Task brief: Quote each record exactly, please, leaving none out.

Information given:
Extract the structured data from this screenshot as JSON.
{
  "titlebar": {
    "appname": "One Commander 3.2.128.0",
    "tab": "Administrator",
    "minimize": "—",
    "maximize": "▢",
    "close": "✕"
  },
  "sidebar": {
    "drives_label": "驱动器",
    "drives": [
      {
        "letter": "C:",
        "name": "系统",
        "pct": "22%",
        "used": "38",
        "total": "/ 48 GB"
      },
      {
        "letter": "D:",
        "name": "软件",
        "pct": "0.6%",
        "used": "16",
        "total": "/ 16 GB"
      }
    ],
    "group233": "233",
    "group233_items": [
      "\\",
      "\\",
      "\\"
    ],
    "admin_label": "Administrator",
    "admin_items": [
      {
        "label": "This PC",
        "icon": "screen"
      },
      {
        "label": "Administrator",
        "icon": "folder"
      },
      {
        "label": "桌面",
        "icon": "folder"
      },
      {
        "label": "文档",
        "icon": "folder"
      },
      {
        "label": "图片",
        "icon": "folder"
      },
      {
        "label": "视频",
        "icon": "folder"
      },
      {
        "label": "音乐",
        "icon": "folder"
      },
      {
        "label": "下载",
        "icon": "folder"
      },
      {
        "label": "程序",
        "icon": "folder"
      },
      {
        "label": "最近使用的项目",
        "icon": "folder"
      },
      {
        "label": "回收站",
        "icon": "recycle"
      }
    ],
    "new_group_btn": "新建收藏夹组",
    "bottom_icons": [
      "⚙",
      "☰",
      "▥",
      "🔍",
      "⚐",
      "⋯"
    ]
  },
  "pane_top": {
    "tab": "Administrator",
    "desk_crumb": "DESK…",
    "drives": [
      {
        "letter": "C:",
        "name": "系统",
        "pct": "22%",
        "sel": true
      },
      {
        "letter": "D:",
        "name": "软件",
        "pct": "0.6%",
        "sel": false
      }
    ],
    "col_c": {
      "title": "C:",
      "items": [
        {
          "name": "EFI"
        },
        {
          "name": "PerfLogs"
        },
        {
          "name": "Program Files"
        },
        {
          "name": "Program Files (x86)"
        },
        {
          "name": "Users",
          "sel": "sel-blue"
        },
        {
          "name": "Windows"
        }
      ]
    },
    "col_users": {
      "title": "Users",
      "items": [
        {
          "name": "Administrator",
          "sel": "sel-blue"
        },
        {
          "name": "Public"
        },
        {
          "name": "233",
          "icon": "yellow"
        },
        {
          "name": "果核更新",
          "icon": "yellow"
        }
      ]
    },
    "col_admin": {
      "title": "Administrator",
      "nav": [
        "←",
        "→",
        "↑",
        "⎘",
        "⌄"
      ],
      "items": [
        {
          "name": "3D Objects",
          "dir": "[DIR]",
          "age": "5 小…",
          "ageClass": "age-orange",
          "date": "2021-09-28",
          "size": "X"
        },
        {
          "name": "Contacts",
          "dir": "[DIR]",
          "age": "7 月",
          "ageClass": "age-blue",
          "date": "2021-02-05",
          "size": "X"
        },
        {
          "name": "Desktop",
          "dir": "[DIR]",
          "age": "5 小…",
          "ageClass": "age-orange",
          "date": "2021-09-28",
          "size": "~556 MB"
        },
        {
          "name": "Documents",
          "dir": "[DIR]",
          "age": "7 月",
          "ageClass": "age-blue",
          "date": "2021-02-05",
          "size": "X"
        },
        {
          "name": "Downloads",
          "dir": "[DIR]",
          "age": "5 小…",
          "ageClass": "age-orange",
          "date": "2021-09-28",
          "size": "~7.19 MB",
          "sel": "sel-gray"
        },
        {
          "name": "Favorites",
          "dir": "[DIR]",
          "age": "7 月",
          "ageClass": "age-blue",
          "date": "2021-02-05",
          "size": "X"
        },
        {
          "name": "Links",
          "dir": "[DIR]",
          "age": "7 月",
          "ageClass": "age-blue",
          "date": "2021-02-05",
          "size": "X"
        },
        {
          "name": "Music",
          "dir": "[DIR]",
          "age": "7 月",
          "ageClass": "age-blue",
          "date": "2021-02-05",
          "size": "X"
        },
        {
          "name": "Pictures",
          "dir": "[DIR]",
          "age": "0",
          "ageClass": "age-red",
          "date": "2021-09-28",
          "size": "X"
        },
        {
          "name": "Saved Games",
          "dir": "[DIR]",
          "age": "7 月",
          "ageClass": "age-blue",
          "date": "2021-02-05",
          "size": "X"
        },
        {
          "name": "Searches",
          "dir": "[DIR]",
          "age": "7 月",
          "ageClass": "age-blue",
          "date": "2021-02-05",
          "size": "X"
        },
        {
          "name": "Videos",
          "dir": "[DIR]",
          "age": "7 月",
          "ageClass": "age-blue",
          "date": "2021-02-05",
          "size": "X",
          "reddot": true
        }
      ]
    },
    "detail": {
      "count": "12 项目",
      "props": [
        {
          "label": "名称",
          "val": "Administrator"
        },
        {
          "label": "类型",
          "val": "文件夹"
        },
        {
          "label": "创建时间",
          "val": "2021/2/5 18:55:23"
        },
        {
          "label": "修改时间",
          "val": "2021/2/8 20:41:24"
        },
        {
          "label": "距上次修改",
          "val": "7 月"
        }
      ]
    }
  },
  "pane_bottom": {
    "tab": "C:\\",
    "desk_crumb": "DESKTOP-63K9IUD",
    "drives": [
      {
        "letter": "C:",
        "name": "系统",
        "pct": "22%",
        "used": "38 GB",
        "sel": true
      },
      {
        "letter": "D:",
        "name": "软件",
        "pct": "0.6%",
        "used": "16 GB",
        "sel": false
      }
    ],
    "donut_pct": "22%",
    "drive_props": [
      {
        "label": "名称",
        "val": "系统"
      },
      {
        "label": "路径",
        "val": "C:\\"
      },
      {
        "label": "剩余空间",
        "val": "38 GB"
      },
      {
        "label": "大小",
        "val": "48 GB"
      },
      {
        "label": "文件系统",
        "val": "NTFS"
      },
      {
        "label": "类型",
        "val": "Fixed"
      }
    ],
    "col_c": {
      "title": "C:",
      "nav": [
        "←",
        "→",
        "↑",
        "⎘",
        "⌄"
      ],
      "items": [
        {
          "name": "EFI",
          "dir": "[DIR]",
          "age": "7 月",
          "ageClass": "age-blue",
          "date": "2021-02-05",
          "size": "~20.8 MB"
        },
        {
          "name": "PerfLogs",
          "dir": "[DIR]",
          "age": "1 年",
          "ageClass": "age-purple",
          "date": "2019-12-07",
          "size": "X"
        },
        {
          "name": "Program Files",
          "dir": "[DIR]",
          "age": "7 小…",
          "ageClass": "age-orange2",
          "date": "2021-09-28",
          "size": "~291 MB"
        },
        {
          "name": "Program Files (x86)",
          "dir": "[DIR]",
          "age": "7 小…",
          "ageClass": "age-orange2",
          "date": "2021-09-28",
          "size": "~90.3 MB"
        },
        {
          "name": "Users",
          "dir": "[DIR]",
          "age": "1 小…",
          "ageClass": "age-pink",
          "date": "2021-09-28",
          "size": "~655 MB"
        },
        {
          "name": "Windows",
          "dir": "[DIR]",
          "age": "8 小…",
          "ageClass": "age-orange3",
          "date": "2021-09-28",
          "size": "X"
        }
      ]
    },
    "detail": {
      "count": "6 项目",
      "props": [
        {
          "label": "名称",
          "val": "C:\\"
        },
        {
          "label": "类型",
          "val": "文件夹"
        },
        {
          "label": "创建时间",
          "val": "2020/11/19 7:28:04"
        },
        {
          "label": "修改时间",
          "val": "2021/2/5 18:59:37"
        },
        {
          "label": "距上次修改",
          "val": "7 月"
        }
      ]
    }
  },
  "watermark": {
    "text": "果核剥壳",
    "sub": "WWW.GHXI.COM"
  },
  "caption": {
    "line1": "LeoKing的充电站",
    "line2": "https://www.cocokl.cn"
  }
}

Worked solution:
Extract the structured data from this screenshot as JSON.
{
  "titlebar": {
    "appname": "One Commander 3.2.128.0",
    "tab": "Administrator",
    "minimize": "—",
    "maximize": "▢",
    "close": "✕"
  },
  "sidebar": {
    "drives_label": "驱动器",
    "drives": [
      {
        "letter": "C:",
        "name": "系统",
        "pct": "22%",
        "used": "38",
        "total": "/ 48 GB"
      },
      {
        "letter": "D:",
        "name": "软件",
        "pct": "0.6%",
        "used": "16",
        "total": "/ 16 GB"
      }
    ],
    "group233": "233",
    "group233_items": [
      "\\",
      "\\",
      "\\"
    ],
    "admin_label": "Administrator",
    "admin_items": [
      {
        "label": "This PC",
        "icon": "screen"
      },
      {
        "label": "Administrator",
        "icon": "folder"
      },
      {
        "label": "桌面",
        "icon": "folder"
      },
      {
        "label": "文档",
        "icon": "folder"
      },
      {
        "label": "图片",
        "icon": "folder"
      },
      {
        "label": "视频",
        "icon": "folder"
      },
      {
        "label": "音乐",
        "icon": "folder"
      },
      {
        "label": "下载",
        "icon": "folder"
      },
      {
        "label": "程序",
        "icon": "folder"
      },
      {
        "label": "最近使用的项目",
        "icon": "folder"
      },
      {
        "label": "回收站",
        "icon": "recycle"
      }
    ],
    "new_group_btn": "新建收藏夹组",
    "bottom_icons": [
      "⚙",
      "☰",
      "▥",
      "🔍",
      "⚐",
      "⋯"
    ]
  },
  "pane_top": {
    "tab": "Administrator",
    "desk_crumb": "DESK…",
    "drives": [
      {
        "letter": "C:",
        "name": "系统",
        "pct": "22%",
        "sel": true
      },
      {
        "letter": "D:",
        "name": "软件",
        "pct": "0.6%",
        "sel": false
      }
    ],
    "col_c": {
      "title": "C:",
      "items": [
        {
          "name": "EFI"
        },
        {
          "name": "PerfLogs"
        },
        {
          "name": "Program Files"
        },
        {
          "name": "Program Files (x86)"
        },
        {
          "name": "Users",
          "sel": "sel-blue"
        },
        {
          "name": "Windows"
        }
      ]
    },
    "col_users": {
      "title": "Users",
      "items": [
        {
          "name": "Administrator",
          "sel": "sel-blue"
        },
        {
          "name": "Public"
        },
        {
          "name": "233",
          "icon": "yellow"
        },
        {
          "name": "果核更新",
          "icon": "yellow"
        }
      ]
    },
    "col_admin": {
      "title": "Administrator",
      "nav": [
        "←",
        "→",
        "↑",
        "⎘",
        "⌄"
      ],
      "items": [
        {
          "name": "3D Objects",
          "dir": "[DIR]",
          "age": "5 小…",
          "ageClass": "age-orange",
          "date": "2021-09-28",
          "size": "X"
        },
        {
          "name": "Contacts",
          "dir": "[DIR]",
          "age": "7 月",
          "ageClass": "age-blue",
          "date": "2021-02-05",
          "size": "X"
        },
        {
          "name": "Desktop",
          "dir": "[DIR]",
          "age": "5 小…",
          "ageClass": "age-orange",
          "date": "2021-09-28",
          "size": "~556 MB"
        },
        {
          "name": "Documents",
          "dir": "[DIR]",
          "age": "7 月",
          "ageClass": "age-blue",
          "date": "2021-02-05",
          "size": "X"
        },
        {
          "name": "Downloads",
          "dir": "[DIR]",
          "age": "5 小…",
          "ageClass": "age-orange",
          "date": "2021-09-28",
          "size": "~7.19 MB",
          "sel": "sel-gray"
        },
        {
          "name": "Favorites",
          "dir": "[DIR]",
          "age": "7 月",
          "ageClass": "age-blue",
          "date": "2021-02-05",
          "size": "X"
        },
        {
          "name": "Links",
          "dir": "[DIR]",
          "age": "7 月",
          "ageClass": "age-blue",
          "date": "2021-02-05",
          "size": "X"
        },
        {
          "name": "Music",
          "dir": "[DIR]",
          "age": "7 月",
          "ageClass": "age-blue",
          "date": "2021-02-05",
          "size": "X"
        },
        {
          "name": "Pictures",
          "dir": "[DIR]",
          "age": "0",
          "ageClass": "age-red",
          "date": "2021-09-28",
          "size": "X"
        },
        {
          "name": "Saved Games",
          "dir": "[DIR]",
          "age": "7 月",
          "ageClass": "age-blue",
          "date": "2021-02-05",
          "size": "X"
        },
        {
          "name": "Searches",
          "dir": "[DIR]",
          "age": "7 月",
          "ageClass": "age-blue",
          "date": "2021-02-05",
          "size": "X"
        },
        {
          "name": "Videos",
          "dir": "[DIR]",
          "age": "7 月",
          "ageClass": "age-blue",
          "date": "2021-02-05",
          "size": "X",
          "reddot": true
        }
      ]
    },
    "detail": {
      "count": "12 项目",
      "props": [
        {
          "label": "名称",
          "val": "Administrator"
        },
        {
          "label": "类型",
          "val": "文件夹"
        },
        {
          "label": "创建时间",
          "val": "2021/2/5 18:55:23"
        },
        {
          "label": "修改时间",
          "val": "2021/2/8 20:41:24"
        },
        {
          "label": "距上次修改",
          "val": "7 月"
        }
      ]
    }
  },
  "pane_bottom": {
    "tab": "C:\\",
    "desk_crumb": "DESKTOP-63K9IUD",
    "drives": [
      {
        "letter": "C:",
        "name": "系统",
        "pct": "22%",
        "used": "38 GB",
        "sel": true
      },
      {
        "letter": "D:",
        "name": "软件",
        "pct": "0.6%",
        "used": "16 GB",
        "sel": false
      }
    ],
    "donut_pct": "22%",
    "drive_props": [
      {
        "label": "名称",
        "val": "系统"
      },
      {
        "label": "路径",
        "val": "C:\\"
      },
      {
        "label": "剩余空间",
        "val": "38 GB"
      },
      {
        "label": "大小",
        "val": "48 GB"
      },
      {
        "label": "文件系统",
        "val": "NTFS"
      },
      {
        "label": "类型",
        "val": "Fixed"
      }
    ],
    "col_c": {
      "title": "C:",
      "nav": [
        "←",
        "→",
        "↑",
        "⎘",
        "⌄"
      ],
      "items": [
        {
          "name": "EFI",
          "dir": "[DIR]",
          "age": "7 月",
          "ageClass": "age-blue",
          "date": "2021-02-05",
          "size": "~20.8 MB"
        },
        {
          "name": "PerfLogs",
          "dir": "[DIR]",
          "age": "1 年",
          "ageClass": "age-purple",
          "date": "2019-12-07",
          "size": "X"
        },
        {
          "name": "Program Files",
          "dir": "[DIR]",
          "age": "7 小…",
          "ageClass": "age-orange2",
          "date": "2021-09-28",
          "size": "~291 MB"
        },
        {
          "name": "Program Files (x86)",
          "dir": "[DIR]",
          "age": "7 小…",
          "ageClass": "age-orange2",
          "date": "2021-09-28",
          "size": "~90.3 MB"
        },
        {
          "name": "Users",
          "dir": "[DIR]",
          "age": "1 小…",
          "ageClass": "age-pink",
          "date": "2021-09-28",
          "size": "~655 MB"
        },
        {
          "name": "Windows",
          "dir": "[DIR]",
          "age": "8 小…",
          "ageClass": "age-orange3",
          "date": "2021-09-28",
          "size": "X"
        }
      ]
    },
    "detail": {
      "count": "6 项目",
      "props": [
        {
          "label": "名称",
          "val": "C:\\"
        },
        {
          "label": "类型",
          "val": "文件夹"
        },
        {
          "label": "创建时间",
          "val": "2020/11/19 7:28:04"
        },
        {
          "label": "修改时间",
          "val": "2021/2/5 18:59:37"
        },
        {
          "label": "距上次修改",
          "val": "7 月"
        }
      ]
    }
  },
  "watermark": {
    "text": "果核剥壳",
    "sub": "WWW.GHXI.COM"
  },
  "caption": {
    "line1": "LeoKing的充电站",
    "line2": "https://www.cocokl.cn"
  }
}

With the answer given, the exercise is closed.